◆ GOAL: In your copy, leave out the pictures and repeat the entries below exactly.

A run of records:
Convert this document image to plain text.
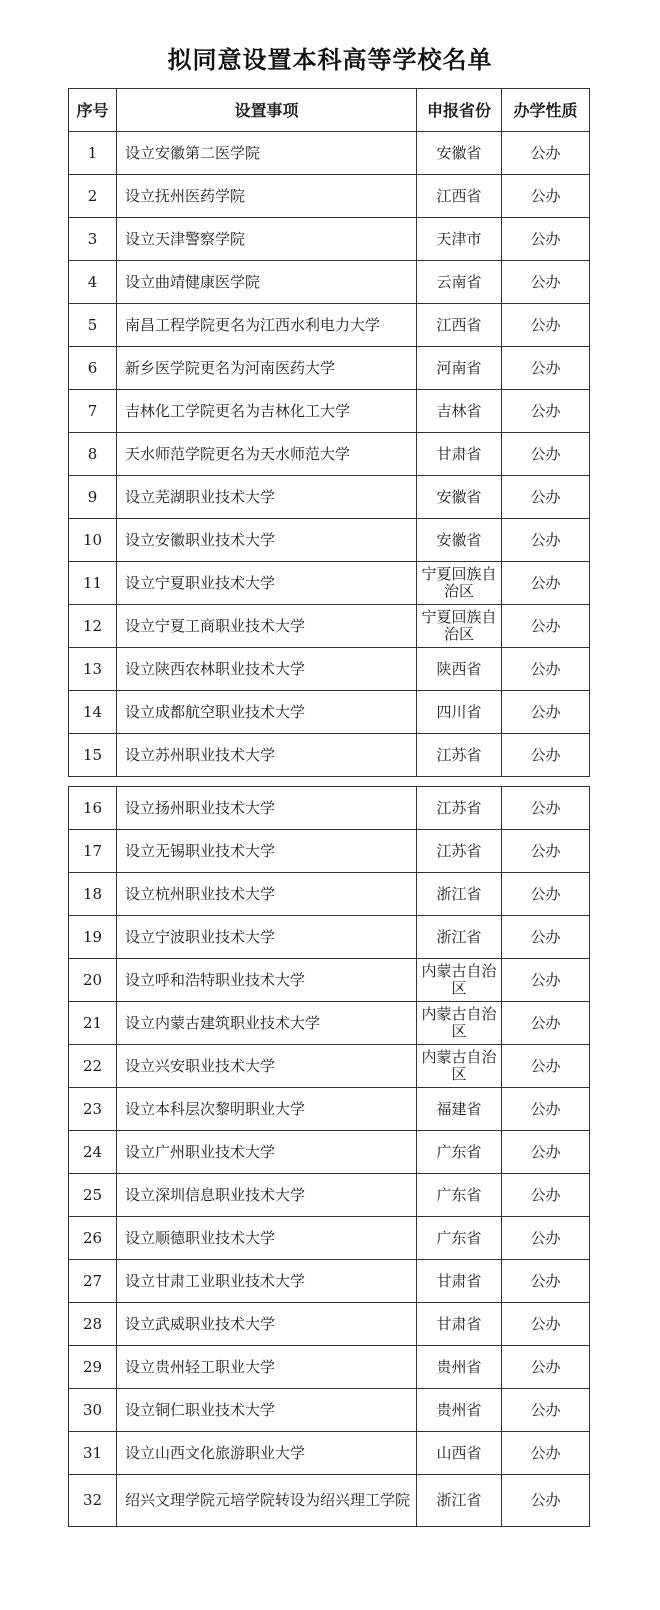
拟同意设置本科高等学校名单
序号	设置事项	申报省份	办学性质
1	设立安徽第二医学院	安徽省	公办
2	设立抚州医药学院	江西省	公办
3	设立天津警察学院	天津市	公办
4	设立曲靖健康医学院	云南省	公办
5	南昌工程学院更名为江西水利电力大学	江西省	公办
6	新乡医学院更名为河南医药大学	河南省	公办
7	吉林化工学院更名为吉林化工大学	吉林省	公办
8	天水师范学院更名为天水师范大学	甘肃省	公办
9	设立芜湖职业技术大学	安徽省	公办
10	设立安徽职业技术大学	安徽省	公办
11	设立宁夏职业技术大学	宁夏回族自治区	公办
12	设立宁夏工商职业技术大学	宁夏回族自治区	公办
13	设立陕西农林职业技术大学	陕西省	公办
14	设立成都航空职业技术大学	四川省	公办
15	设立苏州职业技术大学	江苏省	公办
16	设立扬州职业技术大学	江苏省	公办
17	设立无锡职业技术大学	江苏省	公办
18	设立杭州职业技术大学	浙江省	公办
19	设立宁波职业技术大学	浙江省	公办
20	设立呼和浩特职业技术大学	内蒙古自治区	公办
21	设立内蒙古建筑职业技术大学	内蒙古自治区	公办
22	设立兴安职业技术大学	内蒙古自治区	公办
23	设立本科层次黎明职业大学	福建省	公办
24	设立广州职业技术大学	广东省	公办
25	设立深圳信息职业技术大学	广东省	公办
26	设立顺德职业技术大学	广东省	公办
27	设立甘肃工业职业技术大学	甘肃省	公办
28	设立武威职业技术大学	甘肃省	公办
29	设立贵州轻工职业大学	贵州省	公办
30	设立铜仁职业技术大学	贵州省	公办
31	设立山西文化旅游职业大学	山西省	公办
32	绍兴文理学院元培学院转设为绍兴理工学院	浙江省	公办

◆ RESULT OF THE EXERCISE:
Convert this document image to plain text.
拟同意设置本科高等学校名单
序号	设置事项	申报省份	办学性质
1	设立安徽第二医学院	安徽省	公办
2	设立抚州医药学院	江西省	公办
3	设立天津警察学院	天津市	公办
4	设立曲靖健康医学院	云南省	公办
5	南昌工程学院更名为江西水利电力大学	江西省	公办
6	新乡医学院更名为河南医药大学	河南省	公办
7	吉林化工学院更名为吉林化工大学	吉林省	公办
8	天水师范学院更名为天水师范大学	甘肃省	公办
9	设立芜湖职业技术大学	安徽省	公办
10	设立安徽职业技术大学	安徽省	公办
11	设立宁夏职业技术大学	宁夏回族自治区	公办
12	设立宁夏工商职业技术大学	宁夏回族自治区	公办
13	设立陕西农林职业技术大学	陕西省	公办
14	设立成都航空职业技术大学	四川省	公办
15	设立苏州职业技术大学	江苏省	公办
16	设立扬州职业技术大学	江苏省	公办
17	设立无锡职业技术大学	江苏省	公办
18	设立杭州职业技术大学	浙江省	公办
19	设立宁波职业技术大学	浙江省	公办
20	设立呼和浩特职业技术大学	内蒙古自治区	公办
21	设立内蒙古建筑职业技术大学	内蒙古自治区	公办
22	设立兴安职业技术大学	内蒙古自治区	公办
23	设立本科层次黎明职业大学	福建省	公办
24	设立广州职业技术大学	广东省	公办
25	设立深圳信息职业技术大学	广东省	公办
26	设立顺德职业技术大学	广东省	公办
27	设立甘肃工业职业技术大学	甘肃省	公办
28	设立武威职业技术大学	甘肃省	公办
29	设立贵州轻工职业大学	贵州省	公办
30	设立铜仁职业技术大学	贵州省	公办
31	设立山西文化旅游职业大学	山西省	公办
32	绍兴文理学院元培学院转设为绍兴理工学院	浙江省	公办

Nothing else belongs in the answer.